_YOUR TASK:_
Take every line from the listing below that includes "enrolled" and copy it.

(Data records)
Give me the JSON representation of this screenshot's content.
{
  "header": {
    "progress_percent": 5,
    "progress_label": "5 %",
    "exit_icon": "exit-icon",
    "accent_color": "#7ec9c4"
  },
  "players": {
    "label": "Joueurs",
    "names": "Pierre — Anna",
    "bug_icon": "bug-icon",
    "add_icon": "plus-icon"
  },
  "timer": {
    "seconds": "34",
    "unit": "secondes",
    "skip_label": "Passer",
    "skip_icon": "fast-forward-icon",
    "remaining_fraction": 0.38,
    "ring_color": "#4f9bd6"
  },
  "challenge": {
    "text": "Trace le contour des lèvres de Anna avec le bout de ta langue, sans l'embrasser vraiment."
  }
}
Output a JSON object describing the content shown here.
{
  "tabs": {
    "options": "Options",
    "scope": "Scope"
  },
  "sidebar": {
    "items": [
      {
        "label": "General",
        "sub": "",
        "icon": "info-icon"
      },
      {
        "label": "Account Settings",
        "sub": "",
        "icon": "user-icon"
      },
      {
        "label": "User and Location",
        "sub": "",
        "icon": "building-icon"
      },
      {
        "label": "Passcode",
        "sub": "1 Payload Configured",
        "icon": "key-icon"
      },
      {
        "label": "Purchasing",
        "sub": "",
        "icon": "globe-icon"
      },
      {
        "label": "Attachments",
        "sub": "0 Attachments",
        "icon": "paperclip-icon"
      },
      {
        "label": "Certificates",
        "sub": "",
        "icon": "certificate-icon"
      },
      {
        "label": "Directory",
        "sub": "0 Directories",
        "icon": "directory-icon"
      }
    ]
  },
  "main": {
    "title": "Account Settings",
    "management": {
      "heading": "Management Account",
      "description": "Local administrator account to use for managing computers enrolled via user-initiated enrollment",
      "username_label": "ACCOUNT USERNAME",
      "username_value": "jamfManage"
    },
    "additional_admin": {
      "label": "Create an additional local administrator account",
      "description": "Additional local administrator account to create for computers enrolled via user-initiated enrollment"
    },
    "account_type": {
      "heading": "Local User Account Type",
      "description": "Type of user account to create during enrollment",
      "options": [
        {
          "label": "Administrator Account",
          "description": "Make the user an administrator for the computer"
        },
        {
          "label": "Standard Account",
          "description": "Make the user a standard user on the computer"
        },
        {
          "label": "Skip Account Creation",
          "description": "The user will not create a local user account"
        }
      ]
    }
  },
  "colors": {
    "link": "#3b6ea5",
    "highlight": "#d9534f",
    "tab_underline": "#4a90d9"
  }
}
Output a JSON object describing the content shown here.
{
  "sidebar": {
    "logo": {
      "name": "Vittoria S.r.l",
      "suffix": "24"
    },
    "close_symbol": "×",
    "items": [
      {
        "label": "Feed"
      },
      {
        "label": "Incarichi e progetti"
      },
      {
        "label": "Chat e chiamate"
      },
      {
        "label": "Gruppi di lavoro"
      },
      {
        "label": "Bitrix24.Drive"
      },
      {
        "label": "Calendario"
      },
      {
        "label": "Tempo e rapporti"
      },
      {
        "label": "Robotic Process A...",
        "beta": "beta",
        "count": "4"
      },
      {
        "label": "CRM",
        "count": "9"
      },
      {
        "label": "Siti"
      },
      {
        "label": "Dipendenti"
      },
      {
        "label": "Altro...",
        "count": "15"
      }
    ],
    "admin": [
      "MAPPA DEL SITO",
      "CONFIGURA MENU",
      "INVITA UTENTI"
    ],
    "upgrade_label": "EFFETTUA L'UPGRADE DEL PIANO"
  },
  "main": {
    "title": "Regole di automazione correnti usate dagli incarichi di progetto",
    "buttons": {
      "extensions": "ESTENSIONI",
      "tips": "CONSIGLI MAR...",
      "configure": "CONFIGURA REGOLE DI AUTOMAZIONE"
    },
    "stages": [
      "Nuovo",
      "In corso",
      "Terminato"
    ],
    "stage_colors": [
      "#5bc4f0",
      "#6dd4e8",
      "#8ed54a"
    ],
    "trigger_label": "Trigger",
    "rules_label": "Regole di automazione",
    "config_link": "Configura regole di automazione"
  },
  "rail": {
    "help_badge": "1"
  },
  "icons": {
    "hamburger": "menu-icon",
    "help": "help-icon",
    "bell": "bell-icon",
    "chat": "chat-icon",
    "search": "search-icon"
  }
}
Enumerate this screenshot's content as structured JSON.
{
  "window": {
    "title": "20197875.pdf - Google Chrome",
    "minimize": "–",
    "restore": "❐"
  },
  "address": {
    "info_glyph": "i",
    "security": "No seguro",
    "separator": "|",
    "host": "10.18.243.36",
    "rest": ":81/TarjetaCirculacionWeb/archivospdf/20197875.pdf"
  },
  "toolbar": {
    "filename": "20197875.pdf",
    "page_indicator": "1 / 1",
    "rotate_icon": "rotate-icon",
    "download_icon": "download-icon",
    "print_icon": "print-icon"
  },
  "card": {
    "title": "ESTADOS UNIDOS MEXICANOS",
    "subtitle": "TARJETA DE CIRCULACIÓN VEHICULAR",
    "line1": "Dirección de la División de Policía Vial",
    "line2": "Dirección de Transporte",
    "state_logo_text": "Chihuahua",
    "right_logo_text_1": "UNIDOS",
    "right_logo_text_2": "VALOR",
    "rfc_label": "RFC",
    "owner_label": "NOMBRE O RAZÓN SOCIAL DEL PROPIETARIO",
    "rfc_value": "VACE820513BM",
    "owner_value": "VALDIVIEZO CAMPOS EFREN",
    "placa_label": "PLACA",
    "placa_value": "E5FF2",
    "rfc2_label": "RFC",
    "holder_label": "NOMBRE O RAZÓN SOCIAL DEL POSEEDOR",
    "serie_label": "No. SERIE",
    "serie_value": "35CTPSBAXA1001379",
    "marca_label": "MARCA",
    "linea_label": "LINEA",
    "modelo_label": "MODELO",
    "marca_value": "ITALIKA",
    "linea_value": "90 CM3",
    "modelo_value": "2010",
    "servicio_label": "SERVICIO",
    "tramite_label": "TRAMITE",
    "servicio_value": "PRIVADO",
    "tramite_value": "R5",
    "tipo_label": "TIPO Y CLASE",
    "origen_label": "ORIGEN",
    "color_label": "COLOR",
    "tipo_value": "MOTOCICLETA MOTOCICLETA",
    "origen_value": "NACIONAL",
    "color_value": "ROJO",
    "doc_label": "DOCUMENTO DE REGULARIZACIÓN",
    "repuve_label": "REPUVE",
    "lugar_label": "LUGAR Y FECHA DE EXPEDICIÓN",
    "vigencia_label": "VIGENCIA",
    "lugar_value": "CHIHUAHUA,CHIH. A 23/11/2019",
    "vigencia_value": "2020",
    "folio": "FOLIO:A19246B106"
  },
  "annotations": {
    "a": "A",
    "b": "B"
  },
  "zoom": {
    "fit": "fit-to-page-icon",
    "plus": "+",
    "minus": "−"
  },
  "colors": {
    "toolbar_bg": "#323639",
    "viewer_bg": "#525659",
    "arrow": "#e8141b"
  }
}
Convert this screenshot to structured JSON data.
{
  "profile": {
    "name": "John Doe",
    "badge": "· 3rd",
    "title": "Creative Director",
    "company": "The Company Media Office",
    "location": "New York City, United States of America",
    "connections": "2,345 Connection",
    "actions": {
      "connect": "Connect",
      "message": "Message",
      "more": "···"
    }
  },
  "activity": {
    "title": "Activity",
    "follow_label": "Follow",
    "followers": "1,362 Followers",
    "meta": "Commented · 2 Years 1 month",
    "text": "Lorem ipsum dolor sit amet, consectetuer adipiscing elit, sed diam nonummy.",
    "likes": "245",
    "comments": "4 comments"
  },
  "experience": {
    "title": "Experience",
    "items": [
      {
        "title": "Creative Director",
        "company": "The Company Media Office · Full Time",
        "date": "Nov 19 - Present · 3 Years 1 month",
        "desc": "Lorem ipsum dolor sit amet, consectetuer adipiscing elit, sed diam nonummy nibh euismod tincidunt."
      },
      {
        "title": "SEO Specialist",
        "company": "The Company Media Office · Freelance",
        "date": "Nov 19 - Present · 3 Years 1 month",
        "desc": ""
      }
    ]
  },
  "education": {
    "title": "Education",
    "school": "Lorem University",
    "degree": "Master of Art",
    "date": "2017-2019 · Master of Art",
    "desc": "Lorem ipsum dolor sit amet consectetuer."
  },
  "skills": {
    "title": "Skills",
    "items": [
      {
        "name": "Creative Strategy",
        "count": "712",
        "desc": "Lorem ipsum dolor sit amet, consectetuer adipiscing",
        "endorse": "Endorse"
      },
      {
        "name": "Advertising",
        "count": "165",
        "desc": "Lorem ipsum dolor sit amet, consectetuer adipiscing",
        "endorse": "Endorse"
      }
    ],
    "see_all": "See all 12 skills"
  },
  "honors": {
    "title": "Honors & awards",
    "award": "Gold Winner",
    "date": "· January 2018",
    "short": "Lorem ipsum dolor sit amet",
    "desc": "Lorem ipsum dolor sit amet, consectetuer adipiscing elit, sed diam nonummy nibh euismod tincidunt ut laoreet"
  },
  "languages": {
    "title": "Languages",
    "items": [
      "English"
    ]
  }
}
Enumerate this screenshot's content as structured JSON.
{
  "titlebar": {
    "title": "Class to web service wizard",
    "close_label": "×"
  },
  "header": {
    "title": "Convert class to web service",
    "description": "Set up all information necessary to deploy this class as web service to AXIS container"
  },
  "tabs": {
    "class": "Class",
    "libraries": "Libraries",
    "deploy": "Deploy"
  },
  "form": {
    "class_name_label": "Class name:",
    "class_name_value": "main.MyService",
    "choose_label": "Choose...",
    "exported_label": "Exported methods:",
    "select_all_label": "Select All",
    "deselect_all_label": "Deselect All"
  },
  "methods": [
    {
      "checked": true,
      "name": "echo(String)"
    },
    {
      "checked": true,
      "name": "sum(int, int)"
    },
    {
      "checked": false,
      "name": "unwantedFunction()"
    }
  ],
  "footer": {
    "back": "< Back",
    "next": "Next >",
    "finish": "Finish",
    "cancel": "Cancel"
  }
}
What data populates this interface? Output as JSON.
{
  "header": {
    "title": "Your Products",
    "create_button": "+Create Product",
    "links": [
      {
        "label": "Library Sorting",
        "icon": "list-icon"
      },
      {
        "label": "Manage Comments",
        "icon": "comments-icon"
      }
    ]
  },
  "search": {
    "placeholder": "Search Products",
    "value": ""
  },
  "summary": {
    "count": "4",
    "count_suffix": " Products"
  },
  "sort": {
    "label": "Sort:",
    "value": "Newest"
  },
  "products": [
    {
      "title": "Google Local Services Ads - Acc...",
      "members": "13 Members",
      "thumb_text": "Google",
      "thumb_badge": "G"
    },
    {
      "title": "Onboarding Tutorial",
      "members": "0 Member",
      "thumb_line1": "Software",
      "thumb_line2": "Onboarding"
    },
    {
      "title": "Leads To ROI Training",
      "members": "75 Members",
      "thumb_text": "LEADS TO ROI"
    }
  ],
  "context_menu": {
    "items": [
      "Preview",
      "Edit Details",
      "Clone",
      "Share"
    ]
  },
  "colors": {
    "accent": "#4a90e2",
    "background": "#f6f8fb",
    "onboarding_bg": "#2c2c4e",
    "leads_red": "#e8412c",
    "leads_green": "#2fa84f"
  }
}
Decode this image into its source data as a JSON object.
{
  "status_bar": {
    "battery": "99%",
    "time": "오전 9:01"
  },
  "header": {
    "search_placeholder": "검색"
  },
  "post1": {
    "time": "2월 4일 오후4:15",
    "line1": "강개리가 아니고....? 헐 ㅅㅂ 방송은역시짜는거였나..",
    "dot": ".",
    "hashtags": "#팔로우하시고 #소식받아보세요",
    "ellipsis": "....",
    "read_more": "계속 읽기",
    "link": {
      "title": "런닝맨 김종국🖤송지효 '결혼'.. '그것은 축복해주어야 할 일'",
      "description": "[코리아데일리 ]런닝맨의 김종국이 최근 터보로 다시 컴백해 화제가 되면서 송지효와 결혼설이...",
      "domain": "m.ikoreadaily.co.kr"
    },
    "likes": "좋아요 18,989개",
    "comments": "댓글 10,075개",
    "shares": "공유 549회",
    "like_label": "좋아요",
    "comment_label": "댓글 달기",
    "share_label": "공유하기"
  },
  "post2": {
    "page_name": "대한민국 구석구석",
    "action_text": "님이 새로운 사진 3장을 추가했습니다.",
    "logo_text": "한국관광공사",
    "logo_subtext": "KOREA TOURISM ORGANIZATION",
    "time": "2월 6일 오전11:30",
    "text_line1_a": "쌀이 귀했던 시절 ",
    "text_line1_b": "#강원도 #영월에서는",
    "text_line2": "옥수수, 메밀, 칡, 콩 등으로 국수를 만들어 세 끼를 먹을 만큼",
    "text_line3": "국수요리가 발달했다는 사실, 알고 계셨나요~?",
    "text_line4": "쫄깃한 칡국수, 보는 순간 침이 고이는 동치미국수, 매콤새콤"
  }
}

_THE COMPLETED TASK:_
      "description": "Local administrator account to use for managing computers enrolled via user-initiated enrollment",
      "description": "Additional local administrator account to create for computers enrolled via user-initiated enrollment"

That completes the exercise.